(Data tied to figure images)

-- start --

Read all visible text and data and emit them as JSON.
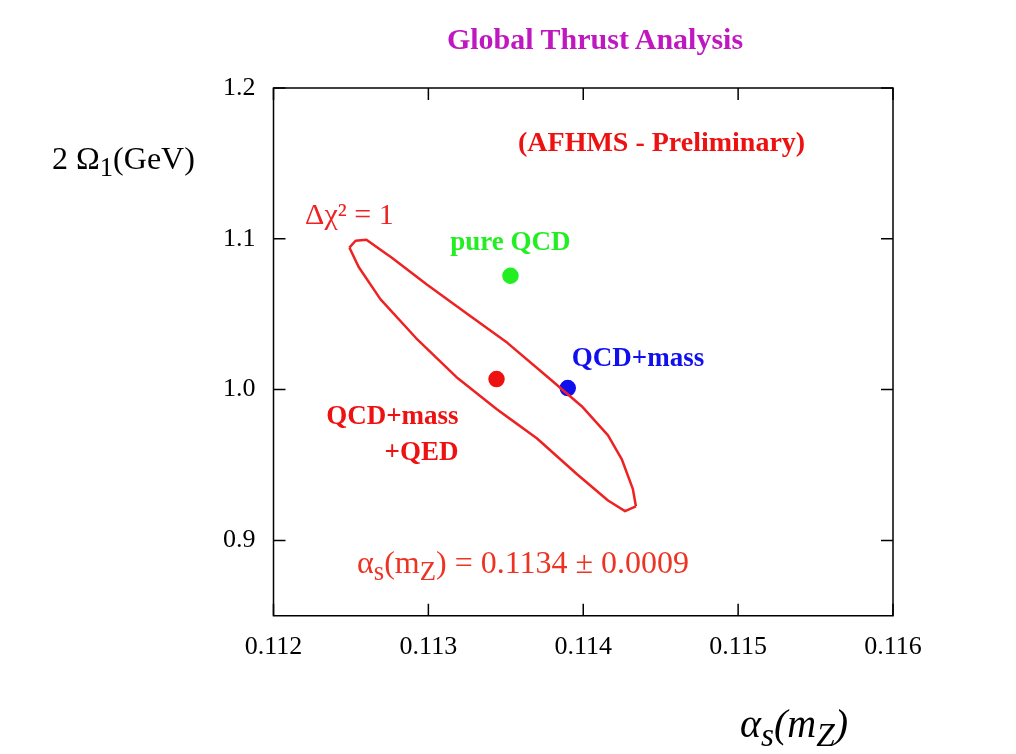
{
  "chart_data": {
    "type": "scatter",
    "title": "Global Thrust Analysis",
    "xlabel": "α$_{s}$(m$_{Z}$)",
    "ylabel": "2 Ω$_{1}$(GeV)",
    "annotations": [
      "(AFHMS - Preliminary)",
      "α$_{s}$(m$_{Z}$) = 0.1134 ± 0.0009"
    ],
    "xlim": [
      0.112,
      0.116
    ],
    "xticks": [
      0.112,
      0.113,
      0.114,
      0.115,
      0.116
    ],
    "ylim": [
      0.85,
      1.2
    ],
    "yticks": [
      {
        "value": 0.9,
        "label": "0.9"
      },
      {
        "value": 1,
        "label": "1.0"
      },
      {
        "value": 1.1,
        "label": "1.1"
      },
      {
        "value": 1.2,
        "label": "1.2"
      }
    ],
    "marker": "circle",
    "grid": false,
    "legend": false,
    "series": [
      {
        "name": "pure QCD",
        "color": "#22ee22",
        "x": [
          0.11353
        ],
        "values": [
          1.0755
        ]
      },
      {
        "name": "QCD+mass",
        "color": "#1010ee",
        "x": [
          0.1139
        ],
        "values": [
          1.001
        ]
      },
      {
        "name": "QCD+mass +QED",
        "color": "#ee1111",
        "x": [
          0.11344
        ],
        "values": [
          1.007
        ]
      },
      {
        "type": "line",
        "marker": "none",
        "name": "Δχ² = 1",
        "color": "#ee2222",
        "x": [
          0.11249,
          0.11253,
          0.1126,
          0.11276,
          0.11299,
          0.11325,
          0.11351,
          0.11377,
          0.11399,
          0.11416,
          0.11425,
          0.11432,
          0.11434
        ],
        "values": [
          1.0942,
          1.0987,
          1.0994,
          1.0877,
          1.0697,
          1.0503,
          1.031,
          1.0084,
          0.989,
          0.9697,
          0.9535,
          0.9342,
          0.9226
        ]
      },
      {
        "type": "line",
        "marker": "none",
        "color": "#ee2222",
        "x": [
          0.11434,
          0.11427,
          0.11416,
          0.11396,
          0.1137,
          0.11344,
          0.11318,
          0.11292,
          0.11269,
          0.11255,
          0.11249
        ],
        "values": [
          0.9226,
          0.9194,
          0.9265,
          0.9439,
          0.9677,
          0.9871,
          1.0084,
          1.0342,
          1.06,
          1.0813,
          1.0942
        ]
      }
    ]
  }
}
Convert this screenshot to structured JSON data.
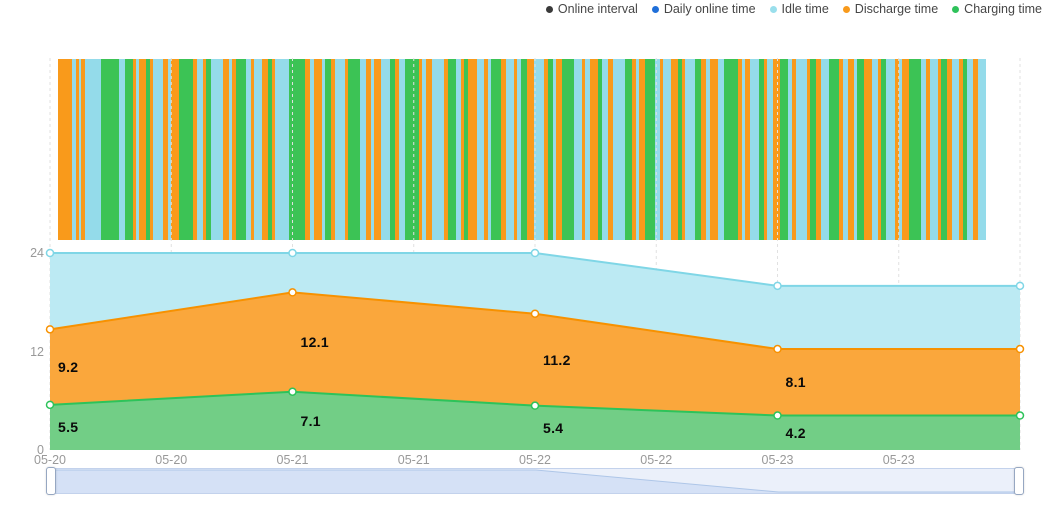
{
  "legend": {
    "items": [
      {
        "label": "Online interval",
        "color": "#3a3a3a"
      },
      {
        "label": "Daily online time",
        "color": "#1f6fd9"
      },
      {
        "label": "Idle time",
        "color": "#9adfec"
      },
      {
        "label": "Discharge time",
        "color": "#f89a1c"
      },
      {
        "label": "Charging time",
        "color": "#2fc25b"
      }
    ]
  },
  "chart_data": [
    {
      "type": "heatmap",
      "name": "Online interval strip",
      "description": "Dense vertical stripe band showing alternating online interval states",
      "colors": {
        "o": "#f99a1b",
        "g": "#3cc355",
        "b": "#94dbea"
      },
      "segments": [
        "o14",
        "b4",
        "o3",
        "b2",
        "o4",
        "b16",
        "g18",
        "b6",
        "g8",
        "o3",
        "b3",
        "o7",
        "g4",
        "o3",
        "b10",
        "o5",
        "b3",
        "o8",
        "g14",
        "o4",
        "b6",
        "o3",
        "g5",
        "b12",
        "o6",
        "b3",
        "o4",
        "g10",
        "b5",
        "o3",
        "b8",
        "o6",
        "g4",
        "o3",
        "b14",
        "g16",
        "o5",
        "b4",
        "o8",
        "b3",
        "g6",
        "o4",
        "b10",
        "o3",
        "g12",
        "b6",
        "o5",
        "b3",
        "o7",
        "b9",
        "g5",
        "o4",
        "b6",
        "g14",
        "o3",
        "b4",
        "o6",
        "b12",
        "o4",
        "g8",
        "b5",
        "o3",
        "g4",
        "o9",
        "b7",
        "o4",
        "b3",
        "g10",
        "o5",
        "b8",
        "o3",
        "b4",
        "g6",
        "o7",
        "b10",
        "o4",
        "g5",
        "b3",
        "o6",
        "g12",
        "b8",
        "o3",
        "b5",
        "o8",
        "g4",
        "b6",
        "o5",
        "b12",
        "g7",
        "o4",
        "b3",
        "o6",
        "g10",
        "b5",
        "o3",
        "b8",
        "o7",
        "g4",
        "o3",
        "b10",
        "g6",
        "o5",
        "b4",
        "o8",
        "b6",
        "g14",
        "o4",
        "b3",
        "o5",
        "b9",
        "g5",
        "o3",
        "b6",
        "o7",
        "g8",
        "b4",
        "o4",
        "b11",
        "o3",
        "g6",
        "o5",
        "b8",
        "g10",
        "o4",
        "b5",
        "o6",
        "b3",
        "g7",
        "o8",
        "b6",
        "o3",
        "g5",
        "b9",
        "o4",
        "b3",
        "o7",
        "g12",
        "b5",
        "o4",
        "b8",
        "o3",
        "g6",
        "o5",
        "b7",
        "o4",
        "g4",
        "b6",
        "o5",
        "b8"
      ]
    },
    {
      "type": "area",
      "stacked": true,
      "tick_labels": [
        "05-20",
        "05-20",
        "05-21",
        "05-21",
        "05-22",
        "05-22",
        "05-23",
        "05-23",
        ""
      ],
      "x_positions": [
        0,
        2,
        4,
        6,
        8
      ],
      "ylim": [
        0,
        24
      ],
      "yticks": [
        0,
        12,
        24
      ],
      "grid": "vertical-dashed",
      "series": [
        {
          "name": "Charging time",
          "values": [
            5.5,
            7.1,
            5.4,
            4.2,
            4.2
          ],
          "labels": [
            "5.5",
            "7.1",
            "5.4",
            "4.2"
          ],
          "line_color": "#2dc35a",
          "area_color": "#72ce86"
        },
        {
          "name": "Discharge time",
          "values": [
            9.2,
            12.1,
            11.2,
            8.1,
            8.1
          ],
          "labels": [
            "9.2",
            "12.1",
            "11.2",
            "8.1"
          ],
          "line_color": "#f79100",
          "area_color": "#faa73c"
        },
        {
          "name": "Idle time",
          "values": [
            9.3,
            4.8,
            7.4,
            7.7,
            7.7
          ],
          "labels": [],
          "line_color": "#7fd6e6",
          "area_color": "#bceaf3"
        }
      ]
    }
  ],
  "datazoom": {
    "shadow_values": [
      24,
      24,
      24,
      20,
      20
    ],
    "track_color": "#ebf0fa",
    "shadow_fill": "#d5e1f6",
    "shadow_line": "#aec6e8",
    "border_color": "#c3d2ec"
  },
  "colors": {
    "gridline": "#e1e1e1",
    "axis_text": "#999999",
    "value_text": "#0a0a0a"
  }
}
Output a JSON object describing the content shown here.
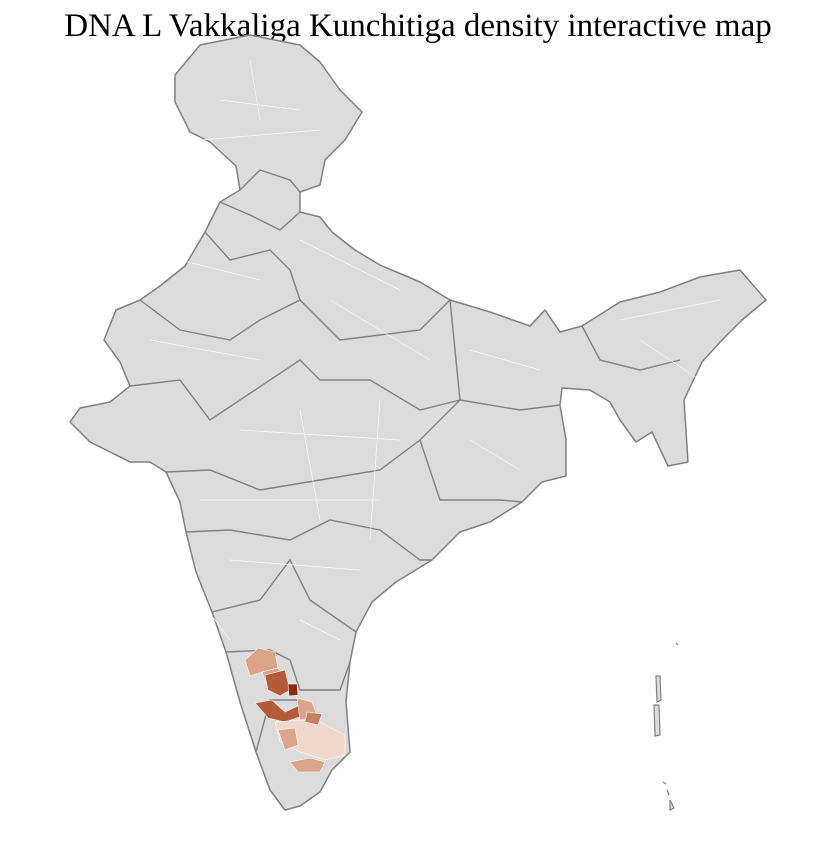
{
  "title": "DNA L Vakkaliga Kunchitiga density interactive map",
  "colors": {
    "land": "#dcdcdc",
    "state_border": "#808080",
    "district_border": "#ffffff",
    "density_low": "#f0d8cc",
    "density_mid_low": "#dca48a",
    "density_mid": "#c98062",
    "density_high": "#b65b3a",
    "density_max": "#8e2a08"
  }
}
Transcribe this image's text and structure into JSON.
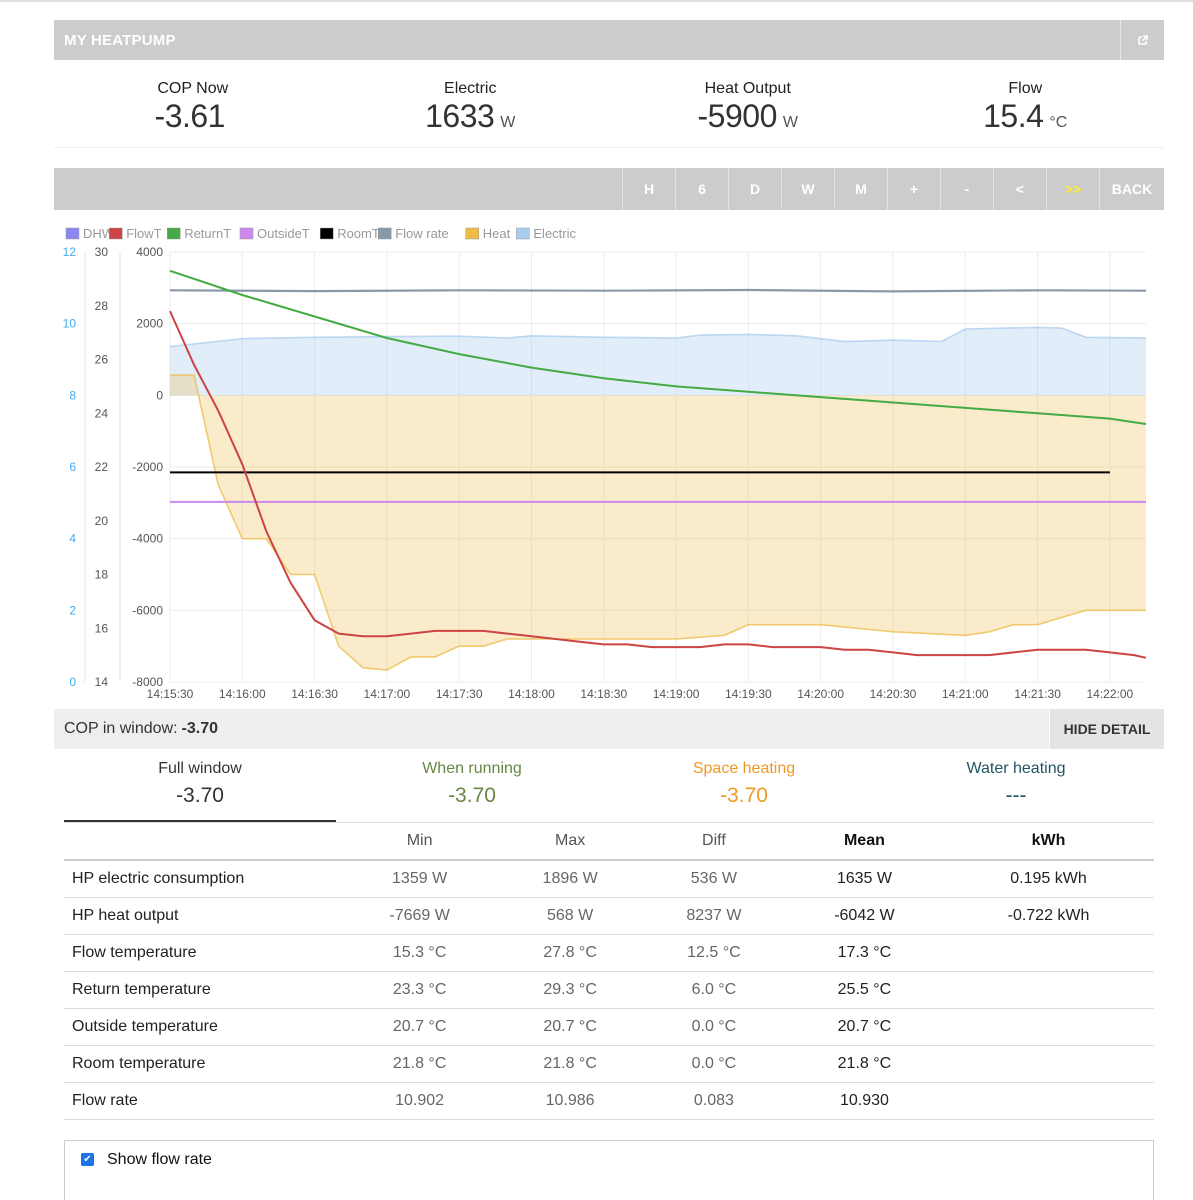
{
  "app": {
    "title": "MY HEATPUMP",
    "external_icon": "external-link-icon"
  },
  "stats": [
    {
      "label": "COP Now",
      "value": "-3.61",
      "unit": ""
    },
    {
      "label": "Electric",
      "value": "1633",
      "unit": "W"
    },
    {
      "label": "Heat Output",
      "value": "-5900",
      "unit": "W"
    },
    {
      "label": "Flow",
      "value": "15.4",
      "unit": "°C"
    }
  ],
  "toolbar": {
    "buttons": [
      "H",
      "6",
      "D",
      "W",
      "M",
      "+",
      "-",
      "<",
      ">>",
      "BACK"
    ],
    "highlighted": ">>"
  },
  "chart_data": {
    "type": "line",
    "legend": [
      {
        "name": "DHW",
        "color": "#8888ee"
      },
      {
        "name": "FlowT",
        "color": "#cc4444"
      },
      {
        "name": "ReturnT",
        "color": "#44aa44"
      },
      {
        "name": "OutsideT",
        "color": "#cc88ee"
      },
      {
        "name": "RoomT",
        "color": "#000000"
      },
      {
        "name": "Flow rate",
        "color": "#8899aa"
      },
      {
        "name": "Heat",
        "color": "#eebb44"
      },
      {
        "name": "Electric",
        "color": "#aaccee"
      }
    ],
    "legend_position": "top-left",
    "grid": true,
    "x_ticks": [
      "14:15:30",
      "14:16:00",
      "14:16:30",
      "14:17:00",
      "14:17:30",
      "14:18:00",
      "14:18:30",
      "14:19:00",
      "14:19:30",
      "14:20:00",
      "14:20:30",
      "14:21:00",
      "14:21:30",
      "14:22:00"
    ],
    "axis_flow_rate": {
      "ticks": [
        "0",
        "2",
        "4",
        "6",
        "8",
        "10",
        "12"
      ],
      "range": [
        0,
        12
      ],
      "color": "#44aaee"
    },
    "axis_temp": {
      "ticks": [
        "14",
        "16",
        "18",
        "20",
        "22",
        "24",
        "26",
        "28",
        "30"
      ],
      "range": [
        14,
        30
      ]
    },
    "axis_power": {
      "ticks": [
        "-8000",
        "-6000",
        "-4000",
        "-2000",
        "0",
        "2000",
        "4000"
      ],
      "range": [
        -8000,
        4000
      ]
    },
    "x_range": [
      "14:15:30",
      "14:22:15"
    ],
    "series": [
      {
        "name": "FlowT",
        "axis": "temp",
        "color": "#cc4444",
        "x": [
          "14:15:30",
          "14:15:40",
          "14:15:50",
          "14:16:00",
          "14:16:10",
          "14:16:20",
          "14:16:30",
          "14:16:40",
          "14:16:50",
          "14:17:00",
          "14:17:10",
          "14:17:20",
          "14:17:30",
          "14:17:40",
          "14:17:50",
          "14:18:00",
          "14:18:10",
          "14:18:20",
          "14:18:30",
          "14:18:40",
          "14:18:50",
          "14:19:00",
          "14:19:10",
          "14:19:20",
          "14:19:30",
          "14:19:40",
          "14:19:50",
          "14:20:00",
          "14:20:10",
          "14:20:20",
          "14:20:30",
          "14:20:40",
          "14:20:50",
          "14:21:00",
          "14:21:10",
          "14:21:20",
          "14:21:30",
          "14:21:40",
          "14:21:50",
          "14:22:00",
          "14:22:10",
          "14:22:15"
        ],
        "values": [
          27.8,
          25.8,
          24.1,
          22.1,
          19.6,
          17.7,
          16.3,
          15.8,
          15.7,
          15.7,
          15.8,
          15.9,
          15.9,
          15.9,
          15.8,
          15.7,
          15.6,
          15.5,
          15.4,
          15.4,
          15.3,
          15.3,
          15.3,
          15.4,
          15.4,
          15.3,
          15.3,
          15.3,
          15.2,
          15.2,
          15.1,
          15.0,
          15.0,
          15.0,
          15.0,
          15.1,
          15.2,
          15.2,
          15.2,
          15.1,
          15.0,
          14.9
        ]
      },
      {
        "name": "ReturnT",
        "axis": "temp",
        "color": "#44aa44",
        "x": [
          "14:15:30",
          "14:16:00",
          "14:16:30",
          "14:17:00",
          "14:17:30",
          "14:18:00",
          "14:18:30",
          "14:19:00",
          "14:19:30",
          "14:20:00",
          "14:20:30",
          "14:21:00",
          "14:21:30",
          "14:22:00",
          "14:22:15"
        ],
        "values": [
          29.3,
          28.4,
          27.6,
          26.8,
          26.2,
          25.7,
          25.3,
          25.0,
          24.8,
          24.6,
          24.4,
          24.2,
          24.0,
          23.8,
          23.6
        ]
      },
      {
        "name": "OutsideT",
        "axis": "temp",
        "color": "#cc88ee",
        "x": [
          "14:15:30",
          "14:22:15"
        ],
        "values": [
          20.7,
          20.7
        ]
      },
      {
        "name": "RoomT",
        "axis": "temp",
        "color": "#000000",
        "x": [
          "14:15:30",
          "14:22:00"
        ],
        "values": [
          21.8,
          21.8
        ]
      },
      {
        "name": "Flow rate",
        "axis": "flow",
        "color": "#8899aa",
        "x": [
          "14:15:30",
          "14:16:30",
          "14:17:30",
          "14:18:30",
          "14:19:30",
          "14:20:30",
          "14:21:30",
          "14:22:15"
        ],
        "values": [
          10.93,
          10.91,
          10.93,
          10.92,
          10.94,
          10.9,
          10.93,
          10.92
        ]
      },
      {
        "name": "Electric",
        "axis": "power",
        "color": "#aaccee",
        "x": [
          "14:15:30",
          "14:16:00",
          "14:16:30",
          "14:17:00",
          "14:17:30",
          "14:17:50",
          "14:18:00",
          "14:18:30",
          "14:19:00",
          "14:19:10",
          "14:19:30",
          "14:19:50",
          "14:20:10",
          "14:20:30",
          "14:20:50",
          "14:21:00",
          "14:21:30",
          "14:21:40",
          "14:21:50",
          "14:22:15"
        ],
        "values": [
          1359,
          1580,
          1620,
          1640,
          1650,
          1600,
          1660,
          1620,
          1600,
          1680,
          1700,
          1660,
          1500,
          1540,
          1500,
          1850,
          1896,
          1880,
          1620,
          1600
        ]
      },
      {
        "name": "Heat",
        "axis": "power",
        "color": "#eebb44",
        "x": [
          "14:15:30",
          "14:15:40",
          "14:15:50",
          "14:16:00",
          "14:16:10",
          "14:16:20",
          "14:16:30",
          "14:16:40",
          "14:16:50",
          "14:17:00",
          "14:17:10",
          "14:17:20",
          "14:17:30",
          "14:17:40",
          "14:17:50",
          "14:18:00",
          "14:18:30",
          "14:19:00",
          "14:19:20",
          "14:19:30",
          "14:20:00",
          "14:20:30",
          "14:21:00",
          "14:21:10",
          "14:21:20",
          "14:21:30",
          "14:21:40",
          "14:21:50",
          "14:22:15"
        ],
        "values": [
          568,
          568,
          -2500,
          -4000,
          -4000,
          -5000,
          -5000,
          -7000,
          -7600,
          -7669,
          -7300,
          -7300,
          -7000,
          -7000,
          -6800,
          -6800,
          -6800,
          -6800,
          -6700,
          -6400,
          -6400,
          -6600,
          -6700,
          -6600,
          -6400,
          -6400,
          -6200,
          -6000,
          -6000
        ]
      }
    ]
  },
  "cop_window": {
    "label": "COP in window:",
    "value": "-3.70",
    "hide_label": "HIDE DETAIL"
  },
  "summary_tabs": [
    {
      "label": "Full window",
      "value": "-3.70",
      "color": "#333333"
    },
    {
      "label": "When running",
      "value": "-3.70",
      "color": "#668844"
    },
    {
      "label": "Space heating",
      "value": "-3.70",
      "color": "#ee9922"
    },
    {
      "label": "Water heating",
      "value": "---",
      "color": "#225566"
    }
  ],
  "table": {
    "headers": [
      "",
      "Min",
      "Max",
      "Diff",
      "Mean",
      "kWh"
    ],
    "rows": [
      [
        "HP electric consumption",
        "1359 W",
        "1896 W",
        "536 W",
        "1635 W",
        "0.195 kWh"
      ],
      [
        "HP heat output",
        "-7669 W",
        "568 W",
        "8237 W",
        "-6042 W",
        "-0.722 kWh"
      ],
      [
        "Flow temperature",
        "15.3 °C",
        "27.8 °C",
        "12.5 °C",
        "17.3 °C",
        ""
      ],
      [
        "Return temperature",
        "23.3 °C",
        "29.3 °C",
        "6.0 °C",
        "25.5 °C",
        ""
      ],
      [
        "Outside temperature",
        "20.7 °C",
        "20.7 °C",
        "0.0 °C",
        "20.7 °C",
        ""
      ],
      [
        "Room temperature",
        "21.8 °C",
        "21.8 °C",
        "0.0 °C",
        "21.8 °C",
        ""
      ],
      [
        "Flow rate",
        "10.902",
        "10.986",
        "0.083",
        "10.930",
        ""
      ]
    ]
  },
  "show_flow_rate": {
    "label": "Show flow rate",
    "checked": true
  }
}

-- end --

== Stated task ==
Pick out each line that holds the string "this".

== Expected output ==
Convert this screenshot to structured JSON data.
Transcribe this image's text and structure into JSON.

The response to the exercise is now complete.